*DO THIS*
Output all of the entries exactly as written.

+++ DATA LINES +++

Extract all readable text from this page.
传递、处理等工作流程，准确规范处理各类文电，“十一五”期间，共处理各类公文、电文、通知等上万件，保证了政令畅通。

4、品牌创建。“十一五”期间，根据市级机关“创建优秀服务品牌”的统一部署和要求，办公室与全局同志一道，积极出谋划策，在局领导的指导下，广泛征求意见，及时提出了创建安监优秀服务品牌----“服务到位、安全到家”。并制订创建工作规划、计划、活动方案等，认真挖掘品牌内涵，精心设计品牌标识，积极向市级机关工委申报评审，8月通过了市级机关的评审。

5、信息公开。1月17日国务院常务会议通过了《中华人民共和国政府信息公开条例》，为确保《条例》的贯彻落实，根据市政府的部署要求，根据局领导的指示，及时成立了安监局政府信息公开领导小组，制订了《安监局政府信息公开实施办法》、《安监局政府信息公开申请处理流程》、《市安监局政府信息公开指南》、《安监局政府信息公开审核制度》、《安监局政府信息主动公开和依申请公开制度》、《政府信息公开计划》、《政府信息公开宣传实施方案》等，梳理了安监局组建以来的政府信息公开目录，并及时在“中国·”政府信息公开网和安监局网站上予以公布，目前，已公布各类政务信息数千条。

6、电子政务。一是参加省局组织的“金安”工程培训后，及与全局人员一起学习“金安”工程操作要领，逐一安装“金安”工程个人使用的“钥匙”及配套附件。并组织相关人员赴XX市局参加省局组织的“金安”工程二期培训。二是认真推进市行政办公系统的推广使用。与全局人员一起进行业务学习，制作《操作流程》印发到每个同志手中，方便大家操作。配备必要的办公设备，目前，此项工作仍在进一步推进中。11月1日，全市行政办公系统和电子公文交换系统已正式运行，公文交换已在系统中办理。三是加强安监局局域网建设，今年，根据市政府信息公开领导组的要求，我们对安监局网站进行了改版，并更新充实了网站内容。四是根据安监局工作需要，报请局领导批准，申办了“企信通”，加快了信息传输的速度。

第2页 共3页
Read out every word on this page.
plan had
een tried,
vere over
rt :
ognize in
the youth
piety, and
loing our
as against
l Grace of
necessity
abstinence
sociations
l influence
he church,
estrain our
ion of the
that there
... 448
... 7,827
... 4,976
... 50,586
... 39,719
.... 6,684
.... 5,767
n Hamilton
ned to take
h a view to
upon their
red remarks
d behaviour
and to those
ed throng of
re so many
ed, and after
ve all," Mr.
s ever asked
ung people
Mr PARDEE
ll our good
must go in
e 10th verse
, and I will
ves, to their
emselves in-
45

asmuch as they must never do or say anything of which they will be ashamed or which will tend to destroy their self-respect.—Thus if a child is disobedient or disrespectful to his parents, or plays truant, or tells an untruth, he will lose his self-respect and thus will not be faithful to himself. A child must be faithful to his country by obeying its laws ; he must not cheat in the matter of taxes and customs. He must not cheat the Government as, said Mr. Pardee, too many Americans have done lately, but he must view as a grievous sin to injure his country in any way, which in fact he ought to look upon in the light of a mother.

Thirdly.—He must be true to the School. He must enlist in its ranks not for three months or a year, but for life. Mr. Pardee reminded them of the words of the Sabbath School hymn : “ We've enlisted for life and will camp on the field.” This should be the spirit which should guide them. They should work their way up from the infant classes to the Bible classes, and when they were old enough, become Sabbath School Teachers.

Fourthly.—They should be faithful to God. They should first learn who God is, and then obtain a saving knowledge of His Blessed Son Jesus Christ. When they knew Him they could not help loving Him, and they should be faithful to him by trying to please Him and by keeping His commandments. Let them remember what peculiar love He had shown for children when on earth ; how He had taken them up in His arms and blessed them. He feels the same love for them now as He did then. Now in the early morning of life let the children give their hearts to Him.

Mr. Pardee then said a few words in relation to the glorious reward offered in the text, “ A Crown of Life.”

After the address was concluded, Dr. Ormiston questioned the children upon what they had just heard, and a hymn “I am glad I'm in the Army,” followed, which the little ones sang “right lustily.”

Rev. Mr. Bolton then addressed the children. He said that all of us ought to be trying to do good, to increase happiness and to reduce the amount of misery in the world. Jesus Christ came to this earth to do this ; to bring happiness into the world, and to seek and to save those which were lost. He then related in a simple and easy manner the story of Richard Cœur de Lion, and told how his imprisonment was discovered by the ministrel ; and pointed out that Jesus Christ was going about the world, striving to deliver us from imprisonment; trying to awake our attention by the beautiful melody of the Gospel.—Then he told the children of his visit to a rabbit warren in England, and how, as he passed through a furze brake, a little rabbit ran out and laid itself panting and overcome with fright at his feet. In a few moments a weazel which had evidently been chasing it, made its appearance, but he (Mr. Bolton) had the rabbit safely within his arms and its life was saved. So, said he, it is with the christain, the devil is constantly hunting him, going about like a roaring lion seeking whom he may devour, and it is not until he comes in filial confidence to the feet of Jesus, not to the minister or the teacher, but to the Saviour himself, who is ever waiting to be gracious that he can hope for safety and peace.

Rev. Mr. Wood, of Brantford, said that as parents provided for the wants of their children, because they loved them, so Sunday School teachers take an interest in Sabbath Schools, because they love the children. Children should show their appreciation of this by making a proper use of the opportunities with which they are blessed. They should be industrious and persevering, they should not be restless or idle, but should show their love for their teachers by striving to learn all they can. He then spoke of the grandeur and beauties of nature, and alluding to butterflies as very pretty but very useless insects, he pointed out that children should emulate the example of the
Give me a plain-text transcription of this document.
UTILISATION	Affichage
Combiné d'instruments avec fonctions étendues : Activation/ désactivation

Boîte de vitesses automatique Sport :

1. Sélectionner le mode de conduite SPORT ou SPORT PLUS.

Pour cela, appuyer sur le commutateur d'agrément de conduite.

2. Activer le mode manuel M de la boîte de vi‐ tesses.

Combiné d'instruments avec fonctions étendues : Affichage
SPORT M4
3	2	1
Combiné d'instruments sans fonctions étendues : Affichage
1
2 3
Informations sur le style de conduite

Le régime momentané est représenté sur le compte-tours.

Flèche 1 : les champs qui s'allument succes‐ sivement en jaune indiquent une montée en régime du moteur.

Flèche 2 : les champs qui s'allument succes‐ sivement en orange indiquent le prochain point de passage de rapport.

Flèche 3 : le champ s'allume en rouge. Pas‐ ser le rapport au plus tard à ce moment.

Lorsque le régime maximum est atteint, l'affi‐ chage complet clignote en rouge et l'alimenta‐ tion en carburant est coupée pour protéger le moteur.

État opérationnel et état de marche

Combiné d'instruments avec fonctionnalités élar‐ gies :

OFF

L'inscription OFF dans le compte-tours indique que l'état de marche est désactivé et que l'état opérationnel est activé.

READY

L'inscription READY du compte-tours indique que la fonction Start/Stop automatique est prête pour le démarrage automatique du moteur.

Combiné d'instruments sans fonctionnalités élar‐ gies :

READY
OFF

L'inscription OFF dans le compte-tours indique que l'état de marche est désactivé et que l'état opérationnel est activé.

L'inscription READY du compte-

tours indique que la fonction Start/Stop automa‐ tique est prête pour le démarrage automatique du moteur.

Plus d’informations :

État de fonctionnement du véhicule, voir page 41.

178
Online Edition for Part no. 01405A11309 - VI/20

+++

*FINAL RESULT*
Extract all readable text from this page.
传递、处理等工作流程，准确规范处理各类文电，“十一五”期间，共处理各类公文、电文、通知等上万件，保证了政令畅通。

4、品牌创建。“十一五”期间，根据市级机关“创建优秀服务品牌”的统一部署和要求，办公室与全局同志一道，积极出谋划策，在局领导的指导下，广泛征求意见，及时提出了创建安监优秀服务品牌----“服务到位、安全到家”。并制订创建工作规划、计划、活动方案等，认真挖掘品牌内涵，精心设计品牌标识，积极向市级机关工委申报评审，8月通过了市级机关的评审。

5、信息公开。1月17日国务院常务会议通过了《中华人民共和国政府信息公开条例》，为确保《条例》的贯彻落实，根据市政府的部署要求，根据局领导的指示，及时成立了安监局政府信息公开领导小组，制订了《安监局政府信息公开实施办法》、《安监局政府信息公开申请处理流程》、《市安监局政府信息公开指南》、《安监局政府信息公开审核制度》、《安监局政府信息主动公开和依申请公开制度》、《政府信息公开计划》、《政府信息公开宣传实施方案》等，梳理了安监局组建以来的政府信息公开目录，并及时在“中国·”政府信息公开网和安监局网站上予以公布，目前，已公布各类政务信息数千条。

6、电子政务。一是参加省局组织的“金安”工程培训后，及与全局人员一起学习“金安”工程操作要领，逐一安装“金安”工程个人使用的“钥匙”及配套附件。并组织相关人员赴XX市局参加省局组织的“金安”工程二期培训。二是认真推进市行政办公系统的推广使用。与全局人员一起进行业务学习，制作《操作流程》印发到每个同志手中，方便大家操作。配备必要的办公设备，目前，此项工作仍在进一步推进中。11月1日，全市行政办公系统和电子公文交换系统已正式运行，公文交换已在系统中办理。三是加强安监局局域网建设，今年，根据市政府信息公开领导组的要求，我们对安监局网站进行了改版，并更新充实了网站内容。四是根据安监局工作需要，报请局领导批准，申办了“企信通”，加快了信息传输的速度。

第2页 共3页
Read out every word on this page.
plan had
een tried,
vere over
rt :
ognize in
the youth
piety, and
loing our
as against
l Grace of
necessity
abstinence
sociations
l influence
he church,
estrain our
ion of the
that there
... 448
... 7,827
... 4,976
... 50,586
... 39,719
.... 6,684
.... 5,767
n Hamilton
ned to take
h a view to
upon their
red remarks
d behaviour
and to those
ed throng of
re so many
ed, and after
ve all," Mr.
s ever asked
ung people
Mr PARDEE
ll our good
must go in
e 10th verse
, and I will
ves, to their
emselves in-
45

asmuch as they must never do or say anything of which they will be ashamed or which will tend to destroy their self-respect.—Thus if a child is disobedient or disrespectful to his parents, or plays truant, or tells an untruth, he will lose his self-respect and thus will not be faithful to himself. A child must be faithful to his country by obeying its laws ; he must not cheat in the matter of taxes and customs. He must not cheat the Government as, said Mr. Pardee, too many Americans have done lately, but he must view as a grievous sin to injure his country in any way, which in fact he ought to look upon in the light of a mother.

Thirdly.—He must be true to the School. He must enlist in its ranks not for three months or a year, but for life. Mr. Pardee reminded them of the words of the Sabbath School hymn : “ We've enlisted for life and will camp on the field.” This should be the spirit which should guide them. They should work their way up from the infant classes to the Bible classes, and when they were old enough, become Sabbath School Teachers.

Fourthly.—They should be faithful to God. They should first learn who God is, and then obtain a saving knowledge of His Blessed Son Jesus Christ. When they knew Him they could not help loving Him, and they should be faithful to him by trying to please Him and by keeping His commandments. Let them remember what peculiar love He had shown for children when on earth ; how He had taken them up in His arms and blessed them. He feels the same love for them now as He did then. Now in the early morning of life let the children give their hearts to Him.

Mr. Pardee then said a few words in relation to the glorious reward offered in the text, “ A Crown of Life.”

After the address was concluded, Dr. Ormiston questioned the children upon what they had just heard, and a hymn “I am glad I'm in the Army,” followed, which the little ones sang “right lustily.”

Rev. Mr. Bolton then addressed the children. He said that all of us ought to be trying to do good, to increase happiness and to reduce the amount of misery in the world. Jesus Christ came to this earth to do this ; to bring happiness into the world, and to seek and to save those which were lost. He then related in a simple and easy manner the story of Richard Cœur de Lion, and told how his imprisonment was discovered by the ministrel ; and pointed out that Jesus Christ was going about the world, striving to deliver us from imprisonment; trying to awake our attention by the beautiful melody of the Gospel.—Then he told the children of his visit to a rabbit warren in England, and how, as he passed through a furze brake, a little rabbit ran out and laid itself panting and overcome with fright at his feet. In a few moments a weazel which had evidently been chasing it, made its appearance, but he (Mr. Bolton) had the rabbit safely within his arms and its life was saved. So, said he, it is with the christain, the devil is constantly hunting him, going about like a roaring lion seeking whom he may devour, and it is not until he comes in filial confidence to the feet of Jesus, not to the minister or the teacher, but to the Saviour himself, who is ever waiting to be gracious that he can hope for safety and peace.

Rev. Mr. Wood, of Brantford, said that as parents provided for the wants of their children, because they loved them, so Sunday School teachers take an interest in Sabbath Schools, because they love the children. Children should show their appreciation of this by making a proper use of the opportunities with which they are blessed. They should be industrious and persevering, they should not be restless or idle, but should show their love for their teachers by striving to learn all they can. He then spoke of the grandeur and beauties of nature, and alluding to butterflies as very pretty but very useless insects, he pointed out that children should emulate the example of the
Give me a plain-text transcription of this document.
UTILISATION	Affichage
Combiné d'instruments avec fonctions étendues : Activation/ désactivation

Boîte de vitesses automatique Sport :

1. Sélectionner le mode de conduite SPORT ou SPORT PLUS.

Pour cela, appuyer sur le commutateur d'agrément de conduite.

2. Activer le mode manuel M de la boîte de vi‐ tesses.

Combiné d'instruments avec fonctions étendues : Affichage
SPORT M4
3	2	1
Combiné d'instruments sans fonctions étendues : Affichage
1
2 3
Informations sur le style de conduite

Le régime momentané est représenté sur le compte-tours.

Flèche 1 : les champs qui s'allument succes‐ sivement en jaune indiquent une montée en régime du moteur.

Flèche 2 : les champs qui s'allument succes‐ sivement en orange indiquent le prochain point de passage de rapport.

Flèche 3 : le champ s'allume en rouge. Pas‐ ser le rapport au plus tard à ce moment.

Lorsque le régime maximum est atteint, l'affi‐ chage complet clignote en rouge et l'alimenta‐ tion en carburant est coupée pour protéger le moteur.

État opérationnel et état de marche

Combiné d'instruments avec fonctionnalités élar‐ gies :

OFF

L'inscription OFF dans le compte-tours indique que l'état de marche est désactivé et que l'état opérationnel est activé.

READY

L'inscription READY du compte-tours indique que la fonction Start/Stop automatique est prête pour le démarrage automatique du moteur.

Combiné d'instruments sans fonctionnalités élar‐ gies :

READY
OFF

L'inscription OFF dans le compte-tours indique que l'état de marche est désactivé et que l'état opérationnel est activé.

L'inscription READY du compte-

tours indique que la fonction Start/Stop automa‐ tique est prête pour le démarrage automatique du moteur.

Plus d’informations :

État de fonctionnement du véhicule, voir page 41.

178
Online Edition for Part no. 01405A11309 - VI/20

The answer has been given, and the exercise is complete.